[Lines of data]

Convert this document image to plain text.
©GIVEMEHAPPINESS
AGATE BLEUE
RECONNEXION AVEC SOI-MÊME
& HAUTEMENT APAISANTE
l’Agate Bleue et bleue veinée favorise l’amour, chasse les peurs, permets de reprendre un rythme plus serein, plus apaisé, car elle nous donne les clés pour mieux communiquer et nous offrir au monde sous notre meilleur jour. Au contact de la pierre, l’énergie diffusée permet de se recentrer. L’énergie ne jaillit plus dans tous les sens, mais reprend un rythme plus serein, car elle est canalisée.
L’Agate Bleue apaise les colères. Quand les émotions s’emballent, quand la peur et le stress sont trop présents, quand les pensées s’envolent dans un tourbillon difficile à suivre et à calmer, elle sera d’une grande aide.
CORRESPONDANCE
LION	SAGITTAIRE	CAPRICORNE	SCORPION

* * *

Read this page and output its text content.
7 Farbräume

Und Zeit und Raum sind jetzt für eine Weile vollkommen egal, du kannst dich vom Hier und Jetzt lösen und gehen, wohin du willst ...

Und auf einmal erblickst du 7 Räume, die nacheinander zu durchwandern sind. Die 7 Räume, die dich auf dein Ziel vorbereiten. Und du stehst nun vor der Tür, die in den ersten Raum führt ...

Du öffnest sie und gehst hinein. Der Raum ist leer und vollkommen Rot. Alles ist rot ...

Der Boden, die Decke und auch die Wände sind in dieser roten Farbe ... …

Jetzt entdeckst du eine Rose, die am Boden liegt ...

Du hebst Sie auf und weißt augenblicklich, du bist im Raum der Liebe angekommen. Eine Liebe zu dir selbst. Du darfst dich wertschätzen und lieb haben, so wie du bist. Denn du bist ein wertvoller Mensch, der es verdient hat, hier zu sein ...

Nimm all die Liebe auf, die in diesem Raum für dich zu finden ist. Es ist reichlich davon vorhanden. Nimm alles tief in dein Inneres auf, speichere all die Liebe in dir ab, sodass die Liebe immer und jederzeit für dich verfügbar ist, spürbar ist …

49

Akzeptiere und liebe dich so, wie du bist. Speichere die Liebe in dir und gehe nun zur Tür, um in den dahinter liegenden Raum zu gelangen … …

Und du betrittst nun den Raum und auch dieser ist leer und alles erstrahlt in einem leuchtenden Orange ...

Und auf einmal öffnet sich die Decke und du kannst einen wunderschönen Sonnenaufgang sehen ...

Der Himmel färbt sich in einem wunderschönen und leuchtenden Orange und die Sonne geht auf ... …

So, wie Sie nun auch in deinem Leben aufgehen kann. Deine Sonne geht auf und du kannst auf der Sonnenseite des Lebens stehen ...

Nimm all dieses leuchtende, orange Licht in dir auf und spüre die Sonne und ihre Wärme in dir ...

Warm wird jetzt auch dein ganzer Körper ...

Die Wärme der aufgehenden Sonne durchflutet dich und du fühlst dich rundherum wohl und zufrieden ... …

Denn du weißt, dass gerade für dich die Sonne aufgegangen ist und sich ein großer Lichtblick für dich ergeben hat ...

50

GIVEN REQUEST: Filter the records, keeping only lines that contain "Nimm", and show those lines.

ANSWER FOR THIS EXERCISE:
Nimm all die Liebe auf, die in diesem Raum für dich zu finden ist. Es ist reichlich davon vorhanden. Nimm alles tief in dein Inneres auf, speichere all die Liebe in dir ab, sodass die Liebe immer und jederzeit für dich verfügbar ist, spürbar ist …
Nimm all dieses leuchtende, orange Licht in dir auf und spüre die Sonne und ihre Wärme in dir ...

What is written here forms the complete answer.